Task statement
Output every entry exactly, from the first line to the last.

Dataset rows
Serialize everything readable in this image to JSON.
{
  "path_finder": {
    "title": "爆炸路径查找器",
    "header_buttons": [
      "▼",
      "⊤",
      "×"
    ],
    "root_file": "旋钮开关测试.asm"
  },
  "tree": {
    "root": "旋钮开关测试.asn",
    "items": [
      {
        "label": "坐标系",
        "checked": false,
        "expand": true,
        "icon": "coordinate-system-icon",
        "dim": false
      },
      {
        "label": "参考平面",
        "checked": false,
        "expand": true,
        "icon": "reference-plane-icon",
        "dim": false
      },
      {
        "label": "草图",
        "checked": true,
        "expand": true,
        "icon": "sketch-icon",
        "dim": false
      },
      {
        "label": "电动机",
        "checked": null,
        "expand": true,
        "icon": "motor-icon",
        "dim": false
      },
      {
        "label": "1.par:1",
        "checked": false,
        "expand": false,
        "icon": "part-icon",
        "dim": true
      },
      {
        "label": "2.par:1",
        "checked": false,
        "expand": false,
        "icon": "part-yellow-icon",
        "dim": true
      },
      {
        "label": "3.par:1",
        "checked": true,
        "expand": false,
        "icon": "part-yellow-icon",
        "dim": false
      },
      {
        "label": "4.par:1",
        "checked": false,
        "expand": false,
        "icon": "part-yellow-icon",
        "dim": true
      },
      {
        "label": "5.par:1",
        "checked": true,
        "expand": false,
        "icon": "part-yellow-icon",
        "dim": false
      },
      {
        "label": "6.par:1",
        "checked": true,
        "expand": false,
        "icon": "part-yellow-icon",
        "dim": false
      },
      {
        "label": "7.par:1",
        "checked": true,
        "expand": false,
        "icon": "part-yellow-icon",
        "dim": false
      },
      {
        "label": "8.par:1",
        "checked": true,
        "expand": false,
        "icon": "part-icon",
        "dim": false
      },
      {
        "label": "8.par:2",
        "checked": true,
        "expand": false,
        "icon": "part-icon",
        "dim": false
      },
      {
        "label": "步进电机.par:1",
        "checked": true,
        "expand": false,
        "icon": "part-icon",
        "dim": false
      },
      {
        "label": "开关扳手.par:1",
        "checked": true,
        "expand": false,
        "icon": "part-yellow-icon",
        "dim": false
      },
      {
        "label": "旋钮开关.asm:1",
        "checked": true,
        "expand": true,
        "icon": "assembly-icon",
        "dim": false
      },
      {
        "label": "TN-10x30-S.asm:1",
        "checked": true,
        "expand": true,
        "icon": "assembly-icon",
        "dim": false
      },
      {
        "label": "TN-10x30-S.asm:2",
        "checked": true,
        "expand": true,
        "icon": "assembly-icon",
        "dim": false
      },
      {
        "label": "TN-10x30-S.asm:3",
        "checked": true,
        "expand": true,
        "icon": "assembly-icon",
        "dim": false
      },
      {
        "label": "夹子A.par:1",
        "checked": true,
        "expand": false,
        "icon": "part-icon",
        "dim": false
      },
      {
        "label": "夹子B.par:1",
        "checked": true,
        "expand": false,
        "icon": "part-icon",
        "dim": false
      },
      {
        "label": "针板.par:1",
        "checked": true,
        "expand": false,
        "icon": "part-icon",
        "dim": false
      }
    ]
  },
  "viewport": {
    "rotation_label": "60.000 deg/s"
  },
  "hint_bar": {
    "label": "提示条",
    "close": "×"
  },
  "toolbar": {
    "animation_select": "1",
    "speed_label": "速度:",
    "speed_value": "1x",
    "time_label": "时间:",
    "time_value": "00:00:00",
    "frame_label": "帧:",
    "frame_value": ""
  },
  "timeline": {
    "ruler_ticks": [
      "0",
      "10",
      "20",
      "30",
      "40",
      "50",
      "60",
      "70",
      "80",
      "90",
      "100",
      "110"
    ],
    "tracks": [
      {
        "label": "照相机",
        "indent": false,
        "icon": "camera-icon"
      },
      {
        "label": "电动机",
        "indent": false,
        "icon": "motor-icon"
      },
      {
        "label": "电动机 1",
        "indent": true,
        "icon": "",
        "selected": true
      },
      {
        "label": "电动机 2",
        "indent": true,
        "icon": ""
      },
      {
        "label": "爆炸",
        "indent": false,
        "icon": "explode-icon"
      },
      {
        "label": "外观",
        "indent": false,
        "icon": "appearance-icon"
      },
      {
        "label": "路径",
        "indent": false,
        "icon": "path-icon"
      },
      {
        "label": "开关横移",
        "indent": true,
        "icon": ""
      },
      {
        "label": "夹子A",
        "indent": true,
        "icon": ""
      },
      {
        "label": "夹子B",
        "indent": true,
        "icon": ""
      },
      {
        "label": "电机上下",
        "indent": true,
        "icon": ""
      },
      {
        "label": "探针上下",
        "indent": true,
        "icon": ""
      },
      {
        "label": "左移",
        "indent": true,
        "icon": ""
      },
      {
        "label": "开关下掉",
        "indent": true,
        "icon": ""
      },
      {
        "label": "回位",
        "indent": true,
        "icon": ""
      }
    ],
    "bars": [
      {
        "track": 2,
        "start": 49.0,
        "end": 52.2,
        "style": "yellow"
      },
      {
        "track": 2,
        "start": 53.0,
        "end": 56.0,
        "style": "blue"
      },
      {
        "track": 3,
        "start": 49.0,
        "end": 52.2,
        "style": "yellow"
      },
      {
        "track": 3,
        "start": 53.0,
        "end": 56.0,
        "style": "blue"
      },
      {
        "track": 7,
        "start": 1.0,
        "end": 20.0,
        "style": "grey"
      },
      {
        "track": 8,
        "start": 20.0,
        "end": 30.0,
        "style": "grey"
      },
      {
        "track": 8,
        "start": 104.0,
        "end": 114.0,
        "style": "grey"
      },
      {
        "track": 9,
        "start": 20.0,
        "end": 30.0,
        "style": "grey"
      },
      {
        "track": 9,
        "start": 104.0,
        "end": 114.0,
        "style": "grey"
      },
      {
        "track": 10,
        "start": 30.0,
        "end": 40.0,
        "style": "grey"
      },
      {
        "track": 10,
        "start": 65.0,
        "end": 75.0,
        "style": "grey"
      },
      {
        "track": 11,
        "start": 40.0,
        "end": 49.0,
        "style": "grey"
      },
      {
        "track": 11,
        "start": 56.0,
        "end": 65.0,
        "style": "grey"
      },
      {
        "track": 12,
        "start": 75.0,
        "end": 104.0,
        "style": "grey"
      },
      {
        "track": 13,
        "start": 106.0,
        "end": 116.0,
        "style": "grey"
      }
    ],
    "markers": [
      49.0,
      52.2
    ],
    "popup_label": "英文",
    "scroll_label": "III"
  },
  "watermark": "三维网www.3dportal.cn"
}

Written answer
Serialize everything readable in this image to JSON.
{
  "path_finder": {
    "title": "爆炸路径查找器",
    "header_buttons": [
      "▼",
      "⊤",
      "×"
    ],
    "root_file": "旋钮开关测试.asm"
  },
  "tree": {
    "root": "旋钮开关测试.asn",
    "items": [
      {
        "label": "坐标系",
        "checked": false,
        "expand": true,
        "icon": "coordinate-system-icon",
        "dim": false
      },
      {
        "label": "参考平面",
        "checked": false,
        "expand": true,
        "icon": "reference-plane-icon",
        "dim": false
      },
      {
        "label": "草图",
        "checked": true,
        "expand": true,
        "icon": "sketch-icon",
        "dim": false
      },
      {
        "label": "电动机",
        "checked": null,
        "expand": true,
        "icon": "motor-icon",
        "dim": false
      },
      {
        "label": "1.par:1",
        "checked": false,
        "expand": false,
        "icon": "part-icon",
        "dim": true
      },
      {
        "label": "2.par:1",
        "checked": false,
        "expand": false,
        "icon": "part-yellow-icon",
        "dim": true
      },
      {
        "label": "3.par:1",
        "checked": true,
        "expand": false,
        "icon": "part-yellow-icon",
        "dim": false
      },
      {
        "label": "4.par:1",
        "checked": false,
        "expand": false,
        "icon": "part-yellow-icon",
        "dim": true
      },
      {
        "label": "5.par:1",
        "checked": true,
        "expand": false,
        "icon": "part-yellow-icon",
        "dim": false
      },
      {
        "label": "6.par:1",
        "checked": true,
        "expand": false,
        "icon": "part-yellow-icon",
        "dim": false
      },
      {
        "label": "7.par:1",
        "checked": true,
        "expand": false,
        "icon": "part-yellow-icon",
        "dim": false
      },
      {
        "label": "8.par:1",
        "checked": true,
        "expand": false,
        "icon": "part-icon",
        "dim": false
      },
      {
        "label": "8.par:2",
        "checked": true,
        "expand": false,
        "icon": "part-icon",
        "dim": false
      },
      {
        "label": "步进电机.par:1",
        "checked": true,
        "expand": false,
        "icon": "part-icon",
        "dim": false
      },
      {
        "label": "开关扳手.par:1",
        "checked": true,
        "expand": false,
        "icon": "part-yellow-icon",
        "dim": false
      },
      {
        "label": "旋钮开关.asm:1",
        "checked": true,
        "expand": true,
        "icon": "assembly-icon",
        "dim": false
      },
      {
        "label": "TN-10x30-S.asm:1",
        "checked": true,
        "expand": true,
        "icon": "assembly-icon",
        "dim": false
      },
      {
        "label": "TN-10x30-S.asm:2",
        "checked": true,
        "expand": true,
        "icon": "assembly-icon",
        "dim": false
      },
      {
        "label": "TN-10x30-S.asm:3",
        "checked": true,
        "expand": true,
        "icon": "assembly-icon",
        "dim": false
      },
      {
        "label": "夹子A.par:1",
        "checked": true,
        "expand": false,
        "icon": "part-icon",
        "dim": false
      },
      {
        "label": "夹子B.par:1",
        "checked": true,
        "expand": false,
        "icon": "part-icon",
        "dim": false
      },
      {
        "label": "针板.par:1",
        "checked": true,
        "expand": false,
        "icon": "part-icon",
        "dim": false
      }
    ]
  },
  "viewport": {
    "rotation_label": "60.000 deg/s"
  },
  "hint_bar": {
    "label": "提示条",
    "close": "×"
  },
  "toolbar": {
    "animation_select": "1",
    "speed_label": "速度:",
    "speed_value": "1x",
    "time_label": "时间:",
    "time_value": "00:00:00",
    "frame_label": "帧:",
    "frame_value": ""
  },
  "timeline": {
    "ruler_ticks": [
      "0",
      "10",
      "20",
      "30",
      "40",
      "50",
      "60",
      "70",
      "80",
      "90",
      "100",
      "110"
    ],
    "tracks": [
      {
        "label": "照相机",
        "indent": false,
        "icon": "camera-icon"
      },
      {
        "label": "电动机",
        "indent": false,
        "icon": "motor-icon"
      },
      {
        "label": "电动机 1",
        "indent": true,
        "icon": "",
        "selected": true
      },
      {
        "label": "电动机 2",
        "indent": true,
        "icon": ""
      },
      {
        "label": "爆炸",
        "indent": false,
        "icon": "explode-icon"
      },
      {
        "label": "外观",
        "indent": false,
        "icon": "appearance-icon"
      },
      {
        "label": "路径",
        "indent": false,
        "icon": "path-icon"
      },
      {
        "label": "开关横移",
        "indent": true,
        "icon": ""
      },
      {
        "label": "夹子A",
        "indent": true,
        "icon": ""
      },
      {
        "label": "夹子B",
        "indent": true,
        "icon": ""
      },
      {
        "label": "电机上下",
        "indent": true,
        "icon": ""
      },
      {
        "label": "探针上下",
        "indent": true,
        "icon": ""
      },
      {
        "label": "左移",
        "indent": true,
        "icon": ""
      },
      {
        "label": "开关下掉",
        "indent": true,
        "icon": ""
      },
      {
        "label": "回位",
        "indent": true,
        "icon": ""
      }
    ],
    "bars": [
      {
        "track": 2,
        "start": 49.0,
        "end": 52.2,
        "style": "yellow"
      },
      {
        "track": 2,
        "start": 53.0,
        "end": 56.0,
        "style": "blue"
      },
      {
        "track": 3,
        "start": 49.0,
        "end": 52.2,
        "style": "yellow"
      },
      {
        "track": 3,
        "start": 53.0,
        "end": 56.0,
        "style": "blue"
      },
      {
        "track": 7,
        "start": 1.0,
        "end": 20.0,
        "style": "grey"
      },
      {
        "track": 8,
        "start": 20.0,
        "end": 30.0,
        "style": "grey"
      },
      {
        "track": 8,
        "start": 104.0,
        "end": 114.0,
        "style": "grey"
      },
      {
        "track": 9,
        "start": 20.0,
        "end": 30.0,
        "style": "grey"
      },
      {
        "track": 9,
        "start": 104.0,
        "end": 114.0,
        "style": "grey"
      },
      {
        "track": 10,
        "start": 30.0,
        "end": 40.0,
        "style": "grey"
      },
      {
        "track": 10,
        "start": 65.0,
        "end": 75.0,
        "style": "grey"
      },
      {
        "track": 11,
        "start": 40.0,
        "end": 49.0,
        "style": "grey"
      },
      {
        "track": 11,
        "start": 56.0,
        "end": 65.0,
        "style": "grey"
      },
      {
        "track": 12,
        "start": 75.0,
        "end": 104.0,
        "style": "grey"
      },
      {
        "track": 13,
        "start": 106.0,
        "end": 116.0,
        "style": "grey"
      }
    ],
    "markers": [
      49.0,
      52.2
    ],
    "popup_label": "英文",
    "scroll_label": "III"
  },
  "watermark": "三维网www.3dportal.cn"
}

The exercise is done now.